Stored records
━━━━━━

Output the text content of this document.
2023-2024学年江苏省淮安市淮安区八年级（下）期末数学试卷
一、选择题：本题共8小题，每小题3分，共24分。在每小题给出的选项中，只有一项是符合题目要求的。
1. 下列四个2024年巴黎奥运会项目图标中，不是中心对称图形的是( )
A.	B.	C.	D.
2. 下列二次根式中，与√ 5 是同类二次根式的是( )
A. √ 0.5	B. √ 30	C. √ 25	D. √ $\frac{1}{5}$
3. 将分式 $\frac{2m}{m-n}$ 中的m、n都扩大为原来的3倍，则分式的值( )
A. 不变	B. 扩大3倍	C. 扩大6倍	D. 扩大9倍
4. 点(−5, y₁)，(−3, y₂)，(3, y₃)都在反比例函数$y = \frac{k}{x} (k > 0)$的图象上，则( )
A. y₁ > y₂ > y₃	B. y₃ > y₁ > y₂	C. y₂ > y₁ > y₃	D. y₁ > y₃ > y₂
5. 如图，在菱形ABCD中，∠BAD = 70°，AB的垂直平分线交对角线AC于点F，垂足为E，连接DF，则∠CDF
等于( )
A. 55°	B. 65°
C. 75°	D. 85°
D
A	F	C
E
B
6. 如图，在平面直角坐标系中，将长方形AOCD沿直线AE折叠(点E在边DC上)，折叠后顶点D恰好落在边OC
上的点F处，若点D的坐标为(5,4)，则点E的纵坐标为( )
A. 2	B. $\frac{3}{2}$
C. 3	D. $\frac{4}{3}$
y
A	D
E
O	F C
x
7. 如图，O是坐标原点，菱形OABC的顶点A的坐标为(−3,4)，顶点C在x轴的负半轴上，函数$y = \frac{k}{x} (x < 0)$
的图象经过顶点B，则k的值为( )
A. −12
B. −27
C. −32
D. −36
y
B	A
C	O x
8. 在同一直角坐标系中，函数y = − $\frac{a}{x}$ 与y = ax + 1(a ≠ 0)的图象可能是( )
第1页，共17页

━━━━━━

Every entry above should be retyped exactly as shown.

** Result of this task **
Output the text content of this document.
2023-2024学年江苏省淮安市淮安区八年级（下）期末数学试卷
一、选择题：本题共8小题，每小题3分，共24分。在每小题给出的选项中，只有一项是符合题目要求的。
1. 下列四个2024年巴黎奥运会项目图标中，不是中心对称图形的是( )
A.	B.	C.	D.
2. 下列二次根式中，与√ 5 是同类二次根式的是( )
A. √ 0.5	B. √ 30	C. √ 25	D. √ $\frac{1}{5}$
3. 将分式 $\frac{2m}{m-n}$ 中的m、n都扩大为原来的3倍，则分式的值( )
A. 不变	B. 扩大3倍	C. 扩大6倍	D. 扩大9倍
4. 点(−5, y₁)，(−3, y₂)，(3, y₃)都在反比例函数$y = \frac{k}{x} (k > 0)$的图象上，则( )
A. y₁ > y₂ > y₃	B. y₃ > y₁ > y₂	C. y₂ > y₁ > y₃	D. y₁ > y₃ > y₂
5. 如图，在菱形ABCD中，∠BAD = 70°，AB的垂直平分线交对角线AC于点F，垂足为E，连接DF，则∠CDF
等于( )
A. 55°	B. 65°
C. 75°	D. 85°
D
A	F	C
E
B
6. 如图，在平面直角坐标系中，将长方形AOCD沿直线AE折叠(点E在边DC上)，折叠后顶点D恰好落在边OC
上的点F处，若点D的坐标为(5,4)，则点E的纵坐标为( )
A. 2	B. $\frac{3}{2}$
C. 3	D. $\frac{4}{3}$
y
A	D
E
O	F C
x
7. 如图，O是坐标原点，菱形OABC的顶点A的坐标为(−3,4)，顶点C在x轴的负半轴上，函数$y = \frac{k}{x} (x < 0)$
的图象经过顶点B，则k的值为( )
A. −12
B. −27
C. −32
D. −36
y
B	A
C	O x
8. 在同一直角坐标系中，函数y = − $\frac{a}{x}$ 与y = ax + 1(a ≠ 0)的图象可能是( )
第1页，共17页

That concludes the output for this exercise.